From the entries below, tally how many lines contain "side" and report only that figure.
:::::
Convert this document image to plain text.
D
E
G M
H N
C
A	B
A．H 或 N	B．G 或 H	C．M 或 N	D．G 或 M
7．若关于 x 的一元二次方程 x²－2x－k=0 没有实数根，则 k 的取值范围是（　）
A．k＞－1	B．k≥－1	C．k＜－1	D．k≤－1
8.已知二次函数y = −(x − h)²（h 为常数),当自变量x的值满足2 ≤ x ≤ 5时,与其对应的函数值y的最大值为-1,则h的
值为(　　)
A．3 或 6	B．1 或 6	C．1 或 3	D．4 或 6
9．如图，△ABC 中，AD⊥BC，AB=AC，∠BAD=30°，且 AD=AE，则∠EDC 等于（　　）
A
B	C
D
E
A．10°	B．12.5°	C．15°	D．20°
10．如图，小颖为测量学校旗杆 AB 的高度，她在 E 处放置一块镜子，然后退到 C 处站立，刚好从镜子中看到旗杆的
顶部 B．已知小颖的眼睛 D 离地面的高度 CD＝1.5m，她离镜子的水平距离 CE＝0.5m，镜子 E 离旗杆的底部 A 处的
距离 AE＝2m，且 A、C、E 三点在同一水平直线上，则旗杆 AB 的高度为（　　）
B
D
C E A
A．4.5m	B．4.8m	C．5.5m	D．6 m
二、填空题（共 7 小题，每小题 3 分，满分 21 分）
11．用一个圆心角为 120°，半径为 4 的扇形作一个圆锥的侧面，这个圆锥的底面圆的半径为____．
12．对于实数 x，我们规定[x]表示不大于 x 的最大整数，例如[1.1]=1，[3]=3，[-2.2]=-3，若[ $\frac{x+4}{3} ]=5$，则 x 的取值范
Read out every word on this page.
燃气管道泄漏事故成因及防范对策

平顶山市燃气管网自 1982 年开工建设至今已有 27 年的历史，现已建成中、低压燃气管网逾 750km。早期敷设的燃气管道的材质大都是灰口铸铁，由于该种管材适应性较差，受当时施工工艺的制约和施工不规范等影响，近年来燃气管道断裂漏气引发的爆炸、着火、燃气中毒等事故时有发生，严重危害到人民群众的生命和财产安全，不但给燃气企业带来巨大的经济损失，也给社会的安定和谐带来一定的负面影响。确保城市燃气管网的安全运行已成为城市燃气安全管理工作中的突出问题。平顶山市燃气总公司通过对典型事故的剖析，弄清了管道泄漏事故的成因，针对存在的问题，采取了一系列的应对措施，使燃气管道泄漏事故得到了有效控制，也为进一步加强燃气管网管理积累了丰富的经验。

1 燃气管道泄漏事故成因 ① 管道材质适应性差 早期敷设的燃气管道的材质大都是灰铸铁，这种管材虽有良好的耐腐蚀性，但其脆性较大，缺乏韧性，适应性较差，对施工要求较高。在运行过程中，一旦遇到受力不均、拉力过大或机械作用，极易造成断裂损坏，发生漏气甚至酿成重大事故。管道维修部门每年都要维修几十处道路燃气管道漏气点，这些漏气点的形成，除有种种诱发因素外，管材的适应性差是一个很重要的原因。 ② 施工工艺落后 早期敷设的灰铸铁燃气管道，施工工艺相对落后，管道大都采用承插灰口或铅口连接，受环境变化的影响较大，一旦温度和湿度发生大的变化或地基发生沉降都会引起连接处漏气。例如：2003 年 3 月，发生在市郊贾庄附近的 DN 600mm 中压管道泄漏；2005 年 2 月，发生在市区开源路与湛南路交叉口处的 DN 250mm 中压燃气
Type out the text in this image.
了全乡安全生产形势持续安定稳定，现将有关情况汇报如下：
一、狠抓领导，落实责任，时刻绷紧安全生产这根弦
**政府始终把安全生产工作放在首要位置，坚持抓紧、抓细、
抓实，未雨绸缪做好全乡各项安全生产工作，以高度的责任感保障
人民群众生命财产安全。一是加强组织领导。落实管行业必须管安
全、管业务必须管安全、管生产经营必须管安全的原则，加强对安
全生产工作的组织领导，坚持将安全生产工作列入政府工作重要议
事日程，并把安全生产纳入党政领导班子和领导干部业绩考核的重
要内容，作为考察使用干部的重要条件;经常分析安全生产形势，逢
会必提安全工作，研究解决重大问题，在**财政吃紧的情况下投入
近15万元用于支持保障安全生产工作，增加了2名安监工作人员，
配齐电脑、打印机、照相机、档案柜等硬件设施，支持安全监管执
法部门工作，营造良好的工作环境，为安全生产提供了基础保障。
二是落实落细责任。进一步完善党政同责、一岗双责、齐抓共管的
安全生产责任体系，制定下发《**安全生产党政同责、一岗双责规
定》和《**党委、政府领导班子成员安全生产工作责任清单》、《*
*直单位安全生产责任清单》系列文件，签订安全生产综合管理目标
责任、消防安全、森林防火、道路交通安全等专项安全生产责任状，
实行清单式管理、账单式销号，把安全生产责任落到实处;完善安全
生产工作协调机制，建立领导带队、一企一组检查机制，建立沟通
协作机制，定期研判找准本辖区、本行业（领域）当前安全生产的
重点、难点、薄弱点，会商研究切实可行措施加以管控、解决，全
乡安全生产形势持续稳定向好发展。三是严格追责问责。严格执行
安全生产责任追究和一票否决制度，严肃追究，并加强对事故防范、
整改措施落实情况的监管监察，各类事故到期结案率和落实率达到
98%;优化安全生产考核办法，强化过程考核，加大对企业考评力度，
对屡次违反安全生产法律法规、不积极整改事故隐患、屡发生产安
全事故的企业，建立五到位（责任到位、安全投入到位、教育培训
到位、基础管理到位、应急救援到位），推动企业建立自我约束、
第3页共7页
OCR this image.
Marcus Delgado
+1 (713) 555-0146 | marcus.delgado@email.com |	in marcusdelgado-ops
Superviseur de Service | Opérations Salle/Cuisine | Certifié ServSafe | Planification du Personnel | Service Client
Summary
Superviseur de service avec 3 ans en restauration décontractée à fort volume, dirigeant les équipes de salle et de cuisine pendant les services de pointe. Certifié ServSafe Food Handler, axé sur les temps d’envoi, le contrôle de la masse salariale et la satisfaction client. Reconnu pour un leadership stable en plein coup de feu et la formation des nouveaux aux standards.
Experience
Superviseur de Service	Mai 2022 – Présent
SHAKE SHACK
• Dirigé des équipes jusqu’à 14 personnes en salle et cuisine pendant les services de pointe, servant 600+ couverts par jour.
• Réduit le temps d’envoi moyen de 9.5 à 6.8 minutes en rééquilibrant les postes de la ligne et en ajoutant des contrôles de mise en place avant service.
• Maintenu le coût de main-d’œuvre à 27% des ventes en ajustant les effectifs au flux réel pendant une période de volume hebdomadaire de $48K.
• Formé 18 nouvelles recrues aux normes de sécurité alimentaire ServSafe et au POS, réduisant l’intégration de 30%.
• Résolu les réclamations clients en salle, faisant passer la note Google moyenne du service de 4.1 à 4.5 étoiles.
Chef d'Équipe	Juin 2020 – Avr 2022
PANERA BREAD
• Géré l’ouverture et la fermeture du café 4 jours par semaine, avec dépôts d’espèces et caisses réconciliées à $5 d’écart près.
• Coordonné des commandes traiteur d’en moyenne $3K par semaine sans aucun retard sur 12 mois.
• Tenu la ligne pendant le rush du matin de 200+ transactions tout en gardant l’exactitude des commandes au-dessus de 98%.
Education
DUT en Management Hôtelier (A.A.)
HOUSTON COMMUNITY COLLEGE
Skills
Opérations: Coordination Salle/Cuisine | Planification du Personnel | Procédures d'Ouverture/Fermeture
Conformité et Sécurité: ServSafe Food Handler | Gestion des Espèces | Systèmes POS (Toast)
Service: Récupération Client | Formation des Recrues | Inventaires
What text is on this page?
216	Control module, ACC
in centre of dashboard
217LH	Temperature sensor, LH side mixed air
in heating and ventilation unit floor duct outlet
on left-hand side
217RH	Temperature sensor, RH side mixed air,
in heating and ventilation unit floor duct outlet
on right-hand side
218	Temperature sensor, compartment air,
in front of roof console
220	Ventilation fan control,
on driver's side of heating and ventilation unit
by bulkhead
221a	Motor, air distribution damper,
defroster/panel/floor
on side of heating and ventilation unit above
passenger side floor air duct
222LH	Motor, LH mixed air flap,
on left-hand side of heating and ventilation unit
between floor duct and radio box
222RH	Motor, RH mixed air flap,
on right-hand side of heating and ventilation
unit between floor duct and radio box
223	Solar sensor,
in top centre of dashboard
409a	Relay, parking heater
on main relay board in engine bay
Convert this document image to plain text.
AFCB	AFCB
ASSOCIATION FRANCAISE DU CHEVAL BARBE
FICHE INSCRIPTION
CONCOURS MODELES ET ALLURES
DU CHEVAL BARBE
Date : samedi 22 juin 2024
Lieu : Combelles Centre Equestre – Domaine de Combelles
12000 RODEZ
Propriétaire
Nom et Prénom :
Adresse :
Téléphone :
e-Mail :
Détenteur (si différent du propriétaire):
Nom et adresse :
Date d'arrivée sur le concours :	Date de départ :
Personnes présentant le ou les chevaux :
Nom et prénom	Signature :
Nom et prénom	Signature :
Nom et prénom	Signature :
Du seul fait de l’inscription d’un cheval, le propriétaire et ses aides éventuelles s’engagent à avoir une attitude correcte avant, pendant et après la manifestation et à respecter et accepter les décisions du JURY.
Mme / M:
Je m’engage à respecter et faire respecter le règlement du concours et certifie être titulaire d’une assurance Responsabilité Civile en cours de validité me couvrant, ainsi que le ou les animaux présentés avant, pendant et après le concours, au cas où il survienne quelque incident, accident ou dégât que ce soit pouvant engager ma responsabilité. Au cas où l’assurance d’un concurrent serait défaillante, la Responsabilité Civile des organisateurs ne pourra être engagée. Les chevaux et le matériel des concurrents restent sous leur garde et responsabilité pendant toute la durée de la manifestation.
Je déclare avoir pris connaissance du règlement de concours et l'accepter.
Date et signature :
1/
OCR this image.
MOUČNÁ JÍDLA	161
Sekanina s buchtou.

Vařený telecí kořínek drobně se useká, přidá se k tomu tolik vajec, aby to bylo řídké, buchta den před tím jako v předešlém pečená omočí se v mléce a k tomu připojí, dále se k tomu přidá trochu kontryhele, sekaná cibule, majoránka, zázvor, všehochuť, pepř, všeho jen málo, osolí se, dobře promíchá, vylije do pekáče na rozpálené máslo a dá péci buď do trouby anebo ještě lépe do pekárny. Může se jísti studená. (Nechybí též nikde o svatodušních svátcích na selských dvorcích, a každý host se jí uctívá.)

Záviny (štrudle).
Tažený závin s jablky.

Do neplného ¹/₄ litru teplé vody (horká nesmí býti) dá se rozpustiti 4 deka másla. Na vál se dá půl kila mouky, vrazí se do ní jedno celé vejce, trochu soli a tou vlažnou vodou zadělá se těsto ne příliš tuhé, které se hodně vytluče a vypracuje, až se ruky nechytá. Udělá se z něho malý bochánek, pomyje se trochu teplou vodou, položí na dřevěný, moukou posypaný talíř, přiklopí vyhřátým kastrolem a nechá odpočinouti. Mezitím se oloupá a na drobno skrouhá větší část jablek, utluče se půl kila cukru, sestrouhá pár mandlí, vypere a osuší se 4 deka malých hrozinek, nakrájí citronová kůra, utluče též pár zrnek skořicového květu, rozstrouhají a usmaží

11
:::::
### Full solution
9